**GIVEN PROBLEM**. Here are some records; copy every line that holds the word "bioscore".

**Excerpt from a dataset**.

--- begin ---

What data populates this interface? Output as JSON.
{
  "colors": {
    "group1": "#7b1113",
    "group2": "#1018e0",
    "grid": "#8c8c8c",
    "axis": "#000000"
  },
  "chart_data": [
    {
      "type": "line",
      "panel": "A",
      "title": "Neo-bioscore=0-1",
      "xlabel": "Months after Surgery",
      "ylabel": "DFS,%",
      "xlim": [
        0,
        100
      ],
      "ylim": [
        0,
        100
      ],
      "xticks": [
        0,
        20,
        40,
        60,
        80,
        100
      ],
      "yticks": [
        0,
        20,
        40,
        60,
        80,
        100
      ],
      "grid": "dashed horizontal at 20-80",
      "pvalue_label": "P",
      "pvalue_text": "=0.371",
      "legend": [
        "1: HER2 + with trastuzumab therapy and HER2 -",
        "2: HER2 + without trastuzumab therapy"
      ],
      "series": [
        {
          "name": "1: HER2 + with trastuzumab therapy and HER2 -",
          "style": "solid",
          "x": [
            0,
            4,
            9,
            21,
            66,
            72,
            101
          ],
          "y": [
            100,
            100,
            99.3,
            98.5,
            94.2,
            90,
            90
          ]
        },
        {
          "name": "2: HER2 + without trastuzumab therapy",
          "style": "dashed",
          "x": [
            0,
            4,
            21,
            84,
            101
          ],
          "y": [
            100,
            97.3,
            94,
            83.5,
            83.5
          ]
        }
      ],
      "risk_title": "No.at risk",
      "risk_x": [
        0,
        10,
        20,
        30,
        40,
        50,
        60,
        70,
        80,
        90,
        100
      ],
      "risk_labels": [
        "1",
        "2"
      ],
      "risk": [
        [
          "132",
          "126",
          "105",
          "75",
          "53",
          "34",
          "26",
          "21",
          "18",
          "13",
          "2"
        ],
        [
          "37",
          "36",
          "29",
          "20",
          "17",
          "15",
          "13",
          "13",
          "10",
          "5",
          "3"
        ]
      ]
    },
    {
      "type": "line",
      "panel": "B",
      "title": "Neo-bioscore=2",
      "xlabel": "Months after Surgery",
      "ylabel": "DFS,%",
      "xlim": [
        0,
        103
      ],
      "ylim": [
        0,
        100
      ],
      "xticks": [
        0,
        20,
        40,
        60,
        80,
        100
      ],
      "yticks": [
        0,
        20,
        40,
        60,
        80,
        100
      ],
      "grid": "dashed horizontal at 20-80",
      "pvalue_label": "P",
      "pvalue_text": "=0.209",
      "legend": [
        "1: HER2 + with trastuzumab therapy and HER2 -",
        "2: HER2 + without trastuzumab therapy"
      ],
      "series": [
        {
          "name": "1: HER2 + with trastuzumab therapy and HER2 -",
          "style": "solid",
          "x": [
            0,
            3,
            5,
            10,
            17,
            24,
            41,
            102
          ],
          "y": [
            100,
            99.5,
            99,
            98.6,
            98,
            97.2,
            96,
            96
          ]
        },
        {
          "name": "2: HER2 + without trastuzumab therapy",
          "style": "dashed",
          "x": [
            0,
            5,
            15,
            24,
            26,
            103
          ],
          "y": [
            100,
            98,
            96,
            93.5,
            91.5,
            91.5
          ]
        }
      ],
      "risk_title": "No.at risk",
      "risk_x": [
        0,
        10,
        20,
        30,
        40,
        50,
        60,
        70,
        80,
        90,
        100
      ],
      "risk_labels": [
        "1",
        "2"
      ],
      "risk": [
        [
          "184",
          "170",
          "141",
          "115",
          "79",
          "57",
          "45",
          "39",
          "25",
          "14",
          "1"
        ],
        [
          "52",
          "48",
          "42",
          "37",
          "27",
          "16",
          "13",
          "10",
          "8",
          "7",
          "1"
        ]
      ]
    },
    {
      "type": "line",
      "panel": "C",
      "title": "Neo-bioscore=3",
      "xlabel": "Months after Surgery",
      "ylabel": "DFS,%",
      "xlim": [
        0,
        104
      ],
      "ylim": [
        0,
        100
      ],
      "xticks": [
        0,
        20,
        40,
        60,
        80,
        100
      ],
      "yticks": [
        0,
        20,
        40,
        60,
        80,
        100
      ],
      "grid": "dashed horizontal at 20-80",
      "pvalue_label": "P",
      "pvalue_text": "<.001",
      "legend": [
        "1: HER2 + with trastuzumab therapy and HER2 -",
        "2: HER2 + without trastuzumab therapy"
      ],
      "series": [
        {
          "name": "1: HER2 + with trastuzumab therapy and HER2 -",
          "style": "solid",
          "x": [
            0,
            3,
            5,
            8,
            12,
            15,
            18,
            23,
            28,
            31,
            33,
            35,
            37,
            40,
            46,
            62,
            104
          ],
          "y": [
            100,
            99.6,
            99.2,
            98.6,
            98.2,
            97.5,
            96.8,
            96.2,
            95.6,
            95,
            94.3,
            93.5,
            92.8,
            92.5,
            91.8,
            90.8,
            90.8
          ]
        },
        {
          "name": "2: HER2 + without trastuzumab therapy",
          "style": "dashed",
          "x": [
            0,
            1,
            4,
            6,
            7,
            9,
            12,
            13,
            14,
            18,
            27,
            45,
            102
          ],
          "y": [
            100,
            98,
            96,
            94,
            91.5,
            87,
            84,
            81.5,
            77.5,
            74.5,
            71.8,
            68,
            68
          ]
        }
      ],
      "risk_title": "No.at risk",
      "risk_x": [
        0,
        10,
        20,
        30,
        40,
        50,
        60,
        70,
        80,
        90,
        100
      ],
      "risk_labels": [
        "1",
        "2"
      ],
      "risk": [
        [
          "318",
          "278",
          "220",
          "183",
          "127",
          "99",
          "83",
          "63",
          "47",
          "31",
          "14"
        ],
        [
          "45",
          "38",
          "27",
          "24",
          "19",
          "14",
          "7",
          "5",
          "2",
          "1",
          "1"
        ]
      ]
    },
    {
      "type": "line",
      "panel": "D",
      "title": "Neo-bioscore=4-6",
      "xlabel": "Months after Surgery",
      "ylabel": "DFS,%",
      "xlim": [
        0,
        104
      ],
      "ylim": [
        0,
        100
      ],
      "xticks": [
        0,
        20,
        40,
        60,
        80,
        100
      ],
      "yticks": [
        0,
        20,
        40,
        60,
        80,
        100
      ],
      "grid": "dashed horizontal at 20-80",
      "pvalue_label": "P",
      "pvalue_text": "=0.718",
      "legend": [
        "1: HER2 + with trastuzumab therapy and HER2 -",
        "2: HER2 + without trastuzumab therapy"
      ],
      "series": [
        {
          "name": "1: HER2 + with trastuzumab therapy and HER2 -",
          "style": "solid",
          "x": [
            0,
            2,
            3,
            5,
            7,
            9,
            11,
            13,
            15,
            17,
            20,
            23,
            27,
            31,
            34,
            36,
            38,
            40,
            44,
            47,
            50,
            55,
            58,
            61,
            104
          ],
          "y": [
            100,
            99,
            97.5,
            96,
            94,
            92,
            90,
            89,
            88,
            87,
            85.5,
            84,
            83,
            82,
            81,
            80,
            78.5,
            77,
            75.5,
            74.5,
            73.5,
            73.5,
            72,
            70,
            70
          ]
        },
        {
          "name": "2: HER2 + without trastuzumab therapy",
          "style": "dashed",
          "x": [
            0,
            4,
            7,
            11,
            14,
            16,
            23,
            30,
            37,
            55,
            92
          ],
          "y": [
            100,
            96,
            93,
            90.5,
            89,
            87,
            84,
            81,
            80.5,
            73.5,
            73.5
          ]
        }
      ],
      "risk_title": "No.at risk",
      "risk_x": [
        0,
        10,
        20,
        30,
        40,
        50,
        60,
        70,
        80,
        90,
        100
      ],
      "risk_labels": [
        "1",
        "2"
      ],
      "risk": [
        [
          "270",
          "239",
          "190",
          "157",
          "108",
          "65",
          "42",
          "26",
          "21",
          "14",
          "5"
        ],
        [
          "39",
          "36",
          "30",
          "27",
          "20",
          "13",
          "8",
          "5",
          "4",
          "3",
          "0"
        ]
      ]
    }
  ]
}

--- end ---

**FINISHED ANSWER**.
      "title": "Neo-bioscore=0-1",
      "title": "Neo-bioscore=2",
      "title": "Neo-bioscore=3",
      "title": "Neo-bioscore=4-6",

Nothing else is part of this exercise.